Instructions for the task:
Copy out the listing that follows exactly, dropping every picture.

::::

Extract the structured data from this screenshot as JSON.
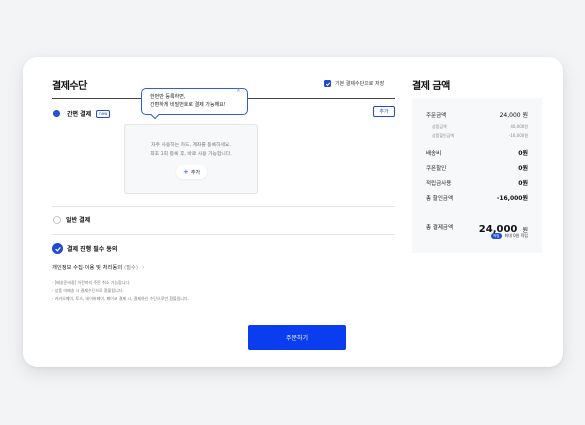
{
  "left": {
    "title": "결제수단",
    "default_method_label": "기본 결제수단으로 저장",
    "simple_pay": {
      "label": "간편 결제",
      "badge": "new",
      "add_button": "추가"
    },
    "tooltip": {
      "line1": "한번만 등록하면,",
      "line2": "간편하게 비밀번호로 결제 가능해요!",
      "close": "×"
    },
    "empty": {
      "line1": "자주 사용하는 카드, 계좌를 등록하세요.",
      "line2": "최초 1회 등록 후, 바로 사용 가능합니다.",
      "add_chip": "추가"
    },
    "general_pay": {
      "label": "일반 결제"
    },
    "agree": {
      "label": "결제 진행 필수 동의"
    },
    "privacy": {
      "label": "개인정보 수집·이용 및 처리동의",
      "required": "(필수)"
    },
    "notes": [
      "- [배송준비중] 이전까지 주문 취소 가능합니다.",
      "- 상품 미배송 시 결제수단으로 환불됩니다.",
      "- 카카오페이, 토스, 네이버페이, 페이코 결제 시, 결제하신 수단으로만 환불됩니다."
    ],
    "order_button": "주문하기"
  },
  "right": {
    "title": "결제 금액",
    "order_amount": {
      "label": "주문금액",
      "value": "24,000 원"
    },
    "product_amount": {
      "label": "상품금액",
      "value": "40,000원"
    },
    "product_discount": {
      "label": "상품할인금액",
      "value": "-16,000원"
    },
    "shipping": {
      "label": "배송비",
      "value": "0원"
    },
    "coupon": {
      "label": "쿠폰할인",
      "value": "0원"
    },
    "points_used": {
      "label": "적립금사용",
      "value": "0원"
    },
    "total_discount": {
      "label": "총 할인금액",
      "value": "-16,000원"
    },
    "total": {
      "label": "총 결제금액",
      "amount": "24,000",
      "unit": "원"
    },
    "reward": {
      "chip": "적립",
      "text": "최대 0원 적립"
    }
  },
  "colors": {
    "accent": "#1f4ad1",
    "order_button": "#0a3cf0"
  }
}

::::

Output of the exercise:
Extract the structured data from this screenshot as JSON.
{
  "left": {
    "title": "결제수단",
    "default_method_label": "기본 결제수단으로 저장",
    "simple_pay": {
      "label": "간편 결제",
      "badge": "new",
      "add_button": "추가"
    },
    "tooltip": {
      "line1": "한번만 등록하면,",
      "line2": "간편하게 비밀번호로 결제 가능해요!",
      "close": "×"
    },
    "empty": {
      "line1": "자주 사용하는 카드, 계좌를 등록하세요.",
      "line2": "최초 1회 등록 후, 바로 사용 가능합니다.",
      "add_chip": "추가"
    },
    "general_pay": {
      "label": "일반 결제"
    },
    "agree": {
      "label": "결제 진행 필수 동의"
    },
    "privacy": {
      "label": "개인정보 수집·이용 및 처리동의",
      "required": "(필수)"
    },
    "notes": [
      "- [배송준비중] 이전까지 주문 취소 가능합니다.",
      "- 상품 미배송 시 결제수단으로 환불됩니다.",
      "- 카카오페이, 토스, 네이버페이, 페이코 결제 시, 결제하신 수단으로만 환불됩니다."
    ],
    "order_button": "주문하기"
  },
  "right": {
    "title": "결제 금액",
    "order_amount": {
      "label": "주문금액",
      "value": "24,000 원"
    },
    "product_amount": {
      "label": "상품금액",
      "value": "40,000원"
    },
    "product_discount": {
      "label": "상품할인금액",
      "value": "-16,000원"
    },
    "shipping": {
      "label": "배송비",
      "value": "0원"
    },
    "coupon": {
      "label": "쿠폰할인",
      "value": "0원"
    },
    "points_used": {
      "label": "적립금사용",
      "value": "0원"
    },
    "total_discount": {
      "label": "총 할인금액",
      "value": "-16,000원"
    },
    "total": {
      "label": "총 결제금액",
      "amount": "24,000",
      "unit": "원"
    },
    "reward": {
      "chip": "적립",
      "text": "최대 0원 적립"
    }
  },
  "colors": {
    "accent": "#1f4ad1",
    "order_button": "#0a3cf0"
  }
}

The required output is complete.